= DESCRIPTION OF THE TASK =
Work out how many lines in the data hold the word "come", and reply with that number only.

= RECORD LIST =
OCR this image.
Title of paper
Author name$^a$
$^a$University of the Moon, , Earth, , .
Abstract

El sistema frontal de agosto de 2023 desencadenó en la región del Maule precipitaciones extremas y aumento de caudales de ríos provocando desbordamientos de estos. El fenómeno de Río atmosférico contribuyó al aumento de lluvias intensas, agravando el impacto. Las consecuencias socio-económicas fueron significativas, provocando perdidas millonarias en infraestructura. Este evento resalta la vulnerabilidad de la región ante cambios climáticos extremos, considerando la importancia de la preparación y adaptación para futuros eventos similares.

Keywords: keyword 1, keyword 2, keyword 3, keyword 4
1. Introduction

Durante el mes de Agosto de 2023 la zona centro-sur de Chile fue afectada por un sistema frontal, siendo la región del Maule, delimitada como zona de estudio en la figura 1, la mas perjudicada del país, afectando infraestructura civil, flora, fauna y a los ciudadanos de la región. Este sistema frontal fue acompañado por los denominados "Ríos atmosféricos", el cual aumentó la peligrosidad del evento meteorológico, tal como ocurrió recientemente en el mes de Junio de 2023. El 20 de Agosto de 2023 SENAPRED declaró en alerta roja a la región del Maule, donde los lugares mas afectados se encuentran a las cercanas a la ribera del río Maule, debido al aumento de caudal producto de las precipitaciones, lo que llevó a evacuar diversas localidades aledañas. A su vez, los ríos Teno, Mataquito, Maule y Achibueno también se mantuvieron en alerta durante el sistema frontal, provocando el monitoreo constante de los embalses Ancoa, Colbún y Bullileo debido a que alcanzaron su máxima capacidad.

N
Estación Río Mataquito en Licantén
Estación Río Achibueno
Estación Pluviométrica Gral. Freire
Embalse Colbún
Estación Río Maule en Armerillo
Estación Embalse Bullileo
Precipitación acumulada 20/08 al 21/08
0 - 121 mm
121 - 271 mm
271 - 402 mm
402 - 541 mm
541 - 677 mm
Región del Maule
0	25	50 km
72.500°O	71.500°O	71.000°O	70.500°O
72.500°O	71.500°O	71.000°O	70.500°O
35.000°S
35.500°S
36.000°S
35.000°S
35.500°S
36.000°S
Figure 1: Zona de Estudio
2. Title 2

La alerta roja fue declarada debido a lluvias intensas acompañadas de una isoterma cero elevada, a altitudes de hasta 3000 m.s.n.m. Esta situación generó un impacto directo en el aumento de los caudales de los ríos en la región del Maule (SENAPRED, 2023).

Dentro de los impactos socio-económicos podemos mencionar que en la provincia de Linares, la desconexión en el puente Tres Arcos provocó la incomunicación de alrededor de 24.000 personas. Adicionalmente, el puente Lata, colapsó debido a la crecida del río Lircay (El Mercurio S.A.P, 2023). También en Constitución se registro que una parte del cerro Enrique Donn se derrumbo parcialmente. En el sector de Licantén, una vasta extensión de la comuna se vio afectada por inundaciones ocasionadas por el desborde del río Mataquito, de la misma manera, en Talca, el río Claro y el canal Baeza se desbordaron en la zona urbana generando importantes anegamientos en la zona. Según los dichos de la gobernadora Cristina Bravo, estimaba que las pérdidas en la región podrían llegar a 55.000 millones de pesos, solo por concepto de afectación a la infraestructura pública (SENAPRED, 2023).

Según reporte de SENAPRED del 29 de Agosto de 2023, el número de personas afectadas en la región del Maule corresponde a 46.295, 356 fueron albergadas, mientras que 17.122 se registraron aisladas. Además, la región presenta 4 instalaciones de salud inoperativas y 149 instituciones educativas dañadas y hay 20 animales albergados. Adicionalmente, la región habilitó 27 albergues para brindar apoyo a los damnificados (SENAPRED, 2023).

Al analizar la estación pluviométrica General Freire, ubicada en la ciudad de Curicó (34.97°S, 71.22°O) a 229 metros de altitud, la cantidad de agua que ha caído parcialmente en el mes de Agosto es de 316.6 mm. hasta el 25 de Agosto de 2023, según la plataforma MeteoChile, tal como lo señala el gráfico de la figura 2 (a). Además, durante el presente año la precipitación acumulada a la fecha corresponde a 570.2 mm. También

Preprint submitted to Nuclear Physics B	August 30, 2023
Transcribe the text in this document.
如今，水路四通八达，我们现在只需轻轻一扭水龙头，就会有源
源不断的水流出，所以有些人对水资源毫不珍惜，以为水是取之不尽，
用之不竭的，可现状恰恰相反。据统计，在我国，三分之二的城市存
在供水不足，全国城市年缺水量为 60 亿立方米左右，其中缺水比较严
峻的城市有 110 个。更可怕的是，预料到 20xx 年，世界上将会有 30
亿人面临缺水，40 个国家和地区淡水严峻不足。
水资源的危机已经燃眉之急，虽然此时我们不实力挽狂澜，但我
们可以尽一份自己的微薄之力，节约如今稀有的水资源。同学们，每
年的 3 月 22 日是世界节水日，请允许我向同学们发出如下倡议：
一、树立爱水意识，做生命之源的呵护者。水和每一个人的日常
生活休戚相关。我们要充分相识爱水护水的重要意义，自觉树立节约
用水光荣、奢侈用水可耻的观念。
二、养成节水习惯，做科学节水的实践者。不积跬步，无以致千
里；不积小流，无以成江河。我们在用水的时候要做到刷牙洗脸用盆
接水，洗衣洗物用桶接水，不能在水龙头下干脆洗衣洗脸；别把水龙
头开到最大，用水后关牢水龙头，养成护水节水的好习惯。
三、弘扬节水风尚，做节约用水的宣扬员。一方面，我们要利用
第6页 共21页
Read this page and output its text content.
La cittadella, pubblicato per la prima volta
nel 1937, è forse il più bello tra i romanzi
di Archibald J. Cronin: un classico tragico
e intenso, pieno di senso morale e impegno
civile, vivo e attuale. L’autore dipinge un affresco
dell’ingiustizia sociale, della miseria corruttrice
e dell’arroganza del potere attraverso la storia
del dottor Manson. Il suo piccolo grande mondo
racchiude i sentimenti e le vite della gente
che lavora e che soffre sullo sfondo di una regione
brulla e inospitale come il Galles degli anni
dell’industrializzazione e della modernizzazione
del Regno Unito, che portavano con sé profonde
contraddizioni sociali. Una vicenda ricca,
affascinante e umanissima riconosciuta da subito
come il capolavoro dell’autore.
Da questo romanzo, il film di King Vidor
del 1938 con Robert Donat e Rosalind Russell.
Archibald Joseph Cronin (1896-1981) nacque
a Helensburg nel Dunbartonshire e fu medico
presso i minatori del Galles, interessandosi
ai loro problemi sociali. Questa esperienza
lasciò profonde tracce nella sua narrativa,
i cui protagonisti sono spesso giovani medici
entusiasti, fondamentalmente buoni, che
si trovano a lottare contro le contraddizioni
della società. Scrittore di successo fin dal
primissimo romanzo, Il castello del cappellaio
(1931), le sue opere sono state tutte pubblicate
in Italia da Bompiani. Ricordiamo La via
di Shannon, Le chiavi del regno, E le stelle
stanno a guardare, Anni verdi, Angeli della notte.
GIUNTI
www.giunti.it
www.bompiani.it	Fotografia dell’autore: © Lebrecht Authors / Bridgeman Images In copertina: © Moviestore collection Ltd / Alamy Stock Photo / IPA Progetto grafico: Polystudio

= THE ANSWER =
2